→ Document section:
I spent the day editing
and resizing the pictures from our trip and started writing.
“Whimper,
whimper, woof-woof,” Bondi said.
I paused from
writing and looked to see what she wanted. She was sitting at the door, looking
through the glass.
“You wanna go
out?” I asked, pushed my chair back and got up from my desk.
I turned the knob
and started to open the door when I see it.
“Spitfire left us
a present,” I told Bondi. “Wait!” I commanded and went out to get rid of it.
Bondi wasn’t
happy about that and watched through the door. When I let her out, she sniffed
around the patio for a few minutes before she ran to the fence. She knows what
I do with Spitfire’s presents.
Now, I have to tell you something. Just a couple of days before this, I took Bondi out. I went to my station at the edge of the patio and waited for her to make her rounds before she hit the grass. I don’t know why she insists I come out with her sometimes, but she does. She didn’t show up when I expected her to, so I went looking. There she was, mouth stuffed full of mouse, and jaws locked together tighter than Fort Knox!
I grabbed her. “Let
it go!” I told her and tried to pry her jaws apart. “LET. IT. GO!” and I gave
her head a shake. It took me quite a while and repeated commands of, “DROP IT!”
before I could get her to open up and when she did, out fell a headless mouse.

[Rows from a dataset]
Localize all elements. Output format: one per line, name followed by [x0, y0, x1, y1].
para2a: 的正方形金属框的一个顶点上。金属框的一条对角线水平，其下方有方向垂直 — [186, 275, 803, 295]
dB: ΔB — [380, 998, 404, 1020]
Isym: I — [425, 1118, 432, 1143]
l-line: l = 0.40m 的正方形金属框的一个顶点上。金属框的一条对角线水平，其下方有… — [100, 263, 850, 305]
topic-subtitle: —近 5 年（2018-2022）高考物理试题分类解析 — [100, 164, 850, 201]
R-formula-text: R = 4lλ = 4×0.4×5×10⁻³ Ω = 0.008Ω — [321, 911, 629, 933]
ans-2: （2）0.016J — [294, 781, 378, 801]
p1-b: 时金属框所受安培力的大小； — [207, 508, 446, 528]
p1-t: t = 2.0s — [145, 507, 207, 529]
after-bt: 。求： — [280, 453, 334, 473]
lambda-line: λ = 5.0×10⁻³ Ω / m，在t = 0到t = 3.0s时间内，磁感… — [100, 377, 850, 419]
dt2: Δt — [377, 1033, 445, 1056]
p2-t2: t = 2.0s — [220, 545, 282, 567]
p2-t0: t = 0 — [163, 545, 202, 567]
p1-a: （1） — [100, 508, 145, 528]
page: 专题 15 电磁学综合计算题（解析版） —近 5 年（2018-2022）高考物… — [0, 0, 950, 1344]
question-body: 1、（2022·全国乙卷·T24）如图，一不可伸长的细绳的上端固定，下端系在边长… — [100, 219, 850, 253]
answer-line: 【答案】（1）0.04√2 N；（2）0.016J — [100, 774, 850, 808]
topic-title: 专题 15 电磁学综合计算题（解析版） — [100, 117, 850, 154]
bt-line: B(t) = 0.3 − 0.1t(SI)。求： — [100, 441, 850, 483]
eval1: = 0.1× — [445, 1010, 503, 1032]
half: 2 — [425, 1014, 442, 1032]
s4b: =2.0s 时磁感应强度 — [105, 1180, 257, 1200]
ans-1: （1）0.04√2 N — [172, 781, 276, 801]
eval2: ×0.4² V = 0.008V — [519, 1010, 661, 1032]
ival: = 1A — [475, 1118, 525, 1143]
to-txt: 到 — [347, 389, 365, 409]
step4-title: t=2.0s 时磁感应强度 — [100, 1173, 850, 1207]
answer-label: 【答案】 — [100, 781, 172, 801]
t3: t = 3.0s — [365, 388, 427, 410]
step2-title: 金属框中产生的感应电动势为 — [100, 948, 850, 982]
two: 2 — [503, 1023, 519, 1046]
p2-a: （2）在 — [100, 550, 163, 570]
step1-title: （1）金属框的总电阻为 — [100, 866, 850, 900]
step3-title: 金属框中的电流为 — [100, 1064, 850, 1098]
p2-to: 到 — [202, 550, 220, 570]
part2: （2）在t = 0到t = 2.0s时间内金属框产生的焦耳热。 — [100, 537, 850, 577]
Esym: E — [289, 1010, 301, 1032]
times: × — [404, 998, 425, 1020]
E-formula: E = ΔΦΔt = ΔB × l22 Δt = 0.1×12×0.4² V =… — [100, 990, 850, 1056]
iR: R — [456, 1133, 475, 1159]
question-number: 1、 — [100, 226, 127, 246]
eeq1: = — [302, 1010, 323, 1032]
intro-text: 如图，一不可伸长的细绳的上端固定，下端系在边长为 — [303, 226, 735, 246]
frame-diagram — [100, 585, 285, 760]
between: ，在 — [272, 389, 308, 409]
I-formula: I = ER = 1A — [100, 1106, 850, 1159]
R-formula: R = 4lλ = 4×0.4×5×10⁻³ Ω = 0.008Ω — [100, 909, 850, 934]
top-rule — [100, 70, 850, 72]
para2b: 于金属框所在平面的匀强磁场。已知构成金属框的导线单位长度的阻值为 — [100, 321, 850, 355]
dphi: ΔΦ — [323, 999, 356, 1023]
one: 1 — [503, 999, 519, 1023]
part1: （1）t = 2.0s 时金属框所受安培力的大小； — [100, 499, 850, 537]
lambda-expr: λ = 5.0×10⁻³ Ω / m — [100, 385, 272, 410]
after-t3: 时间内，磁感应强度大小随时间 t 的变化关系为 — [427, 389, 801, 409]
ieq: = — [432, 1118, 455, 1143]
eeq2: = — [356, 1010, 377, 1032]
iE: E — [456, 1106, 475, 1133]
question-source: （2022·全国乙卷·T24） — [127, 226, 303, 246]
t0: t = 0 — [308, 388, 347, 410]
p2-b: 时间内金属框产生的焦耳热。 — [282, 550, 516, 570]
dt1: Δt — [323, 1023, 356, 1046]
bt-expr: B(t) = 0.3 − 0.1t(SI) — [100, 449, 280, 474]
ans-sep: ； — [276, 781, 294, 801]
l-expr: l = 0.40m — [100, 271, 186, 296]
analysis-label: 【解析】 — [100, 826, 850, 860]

→ Exercises:
a) Translate this sentence from the passage about Bondi into Spanish: "She knows what I do with Spitfire’s presents."
b) Write out the stretch of rows from the start through the line that contains "after-bt: 。求： — [280, 453, 334, 473]", changing "Localize" to "Locate" and keeping everything else the same.
The passage and the rows are unrelated material.

→ Task responses:
a) Ella sabe lo que hago con los regalos de Spitfire.

b)
Locate all elements. Output format: one per line, name followed by [x0, y0, x1, y1].
para2a: 的正方形金属框的一个顶点上。金属框的一条对角线水平，其下方有方向垂直 — [186, 275, 803, 295]
dB: ΔB — [380, 998, 404, 1020]
Isym: I — [425, 1118, 432, 1143]
l-line: l = 0.40m 的正方形金属框的一个顶点上。金属框的一条对角线水平，其下方有… — [100, 263, 850, 305]
topic-subtitle: —近 5 年（2018-2022）高考物理试题分类解析 — [100, 164, 850, 201]
R-formula-text: R = 4lλ = 4×0.4×5×10⁻³ Ω = 0.008Ω — [321, 911, 629, 933]
ans-2: （2）0.016J — [294, 781, 378, 801]
p1-b: 时金属框所受安培力的大小； — [207, 508, 446, 528]
p1-t: t = 2.0s — [145, 507, 207, 529]
after-bt: 。求： — [280, 453, 334, 473]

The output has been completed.